> **EXTRACTED RECORDS**:
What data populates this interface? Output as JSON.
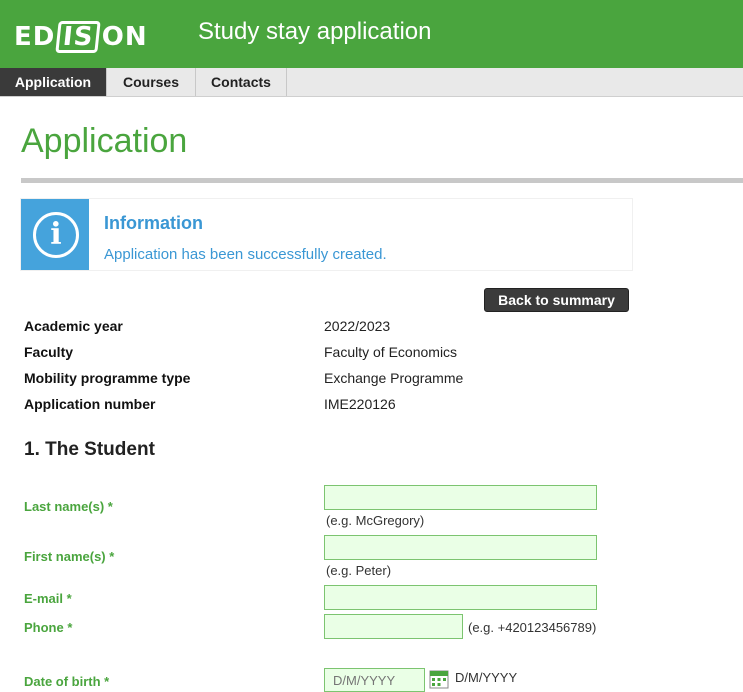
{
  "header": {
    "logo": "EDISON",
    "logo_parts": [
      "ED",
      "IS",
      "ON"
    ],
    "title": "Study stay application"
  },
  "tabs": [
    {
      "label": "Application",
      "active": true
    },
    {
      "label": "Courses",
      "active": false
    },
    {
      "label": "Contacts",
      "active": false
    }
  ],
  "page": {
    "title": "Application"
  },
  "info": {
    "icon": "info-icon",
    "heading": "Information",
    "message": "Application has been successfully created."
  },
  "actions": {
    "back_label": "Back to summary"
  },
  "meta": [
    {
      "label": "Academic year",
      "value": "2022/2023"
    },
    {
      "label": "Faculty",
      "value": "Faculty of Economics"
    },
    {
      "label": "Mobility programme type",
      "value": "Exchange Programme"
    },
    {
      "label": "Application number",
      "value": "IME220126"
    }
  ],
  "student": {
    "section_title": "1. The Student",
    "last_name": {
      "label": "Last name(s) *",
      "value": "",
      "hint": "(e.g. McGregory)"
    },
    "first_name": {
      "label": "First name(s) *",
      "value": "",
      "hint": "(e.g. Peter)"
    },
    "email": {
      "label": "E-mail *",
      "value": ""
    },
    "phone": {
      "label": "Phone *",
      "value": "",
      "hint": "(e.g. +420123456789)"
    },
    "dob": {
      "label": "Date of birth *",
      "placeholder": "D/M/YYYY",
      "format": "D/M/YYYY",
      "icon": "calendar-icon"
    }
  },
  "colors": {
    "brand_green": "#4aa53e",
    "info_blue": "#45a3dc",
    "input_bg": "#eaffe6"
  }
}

> **STATED EXERCISE**: Write out every entry again word for word, without any of the pictures.

> **TASK SOLUTION**:
What data populates this interface? Output as JSON.
{
  "header": {
    "logo": "EDISON",
    "logo_parts": [
      "ED",
      "IS",
      "ON"
    ],
    "title": "Study stay application"
  },
  "tabs": [
    {
      "label": "Application",
      "active": true
    },
    {
      "label": "Courses",
      "active": false
    },
    {
      "label": "Contacts",
      "active": false
    }
  ],
  "page": {
    "title": "Application"
  },
  "info": {
    "icon": "info-icon",
    "heading": "Information",
    "message": "Application has been successfully created."
  },
  "actions": {
    "back_label": "Back to summary"
  },
  "meta": [
    {
      "label": "Academic year",
      "value": "2022/2023"
    },
    {
      "label": "Faculty",
      "value": "Faculty of Economics"
    },
    {
      "label": "Mobility programme type",
      "value": "Exchange Programme"
    },
    {
      "label": "Application number",
      "value": "IME220126"
    }
  ],
  "student": {
    "section_title": "1. The Student",
    "last_name": {
      "label": "Last name(s) *",
      "value": "",
      "hint": "(e.g. McGregory)"
    },
    "first_name": {
      "label": "First name(s) *",
      "value": "",
      "hint": "(e.g. Peter)"
    },
    "email": {
      "label": "E-mail *",
      "value": ""
    },
    "phone": {
      "label": "Phone *",
      "value": "",
      "hint": "(e.g. +420123456789)"
    },
    "dob": {
      "label": "Date of birth *",
      "placeholder": "D/M/YYYY",
      "format": "D/M/YYYY",
      "icon": "calendar-icon"
    }
  },
  "colors": {
    "brand_green": "#4aa53e",
    "info_blue": "#45a3dc",
    "input_bg": "#eaffe6"
  }
}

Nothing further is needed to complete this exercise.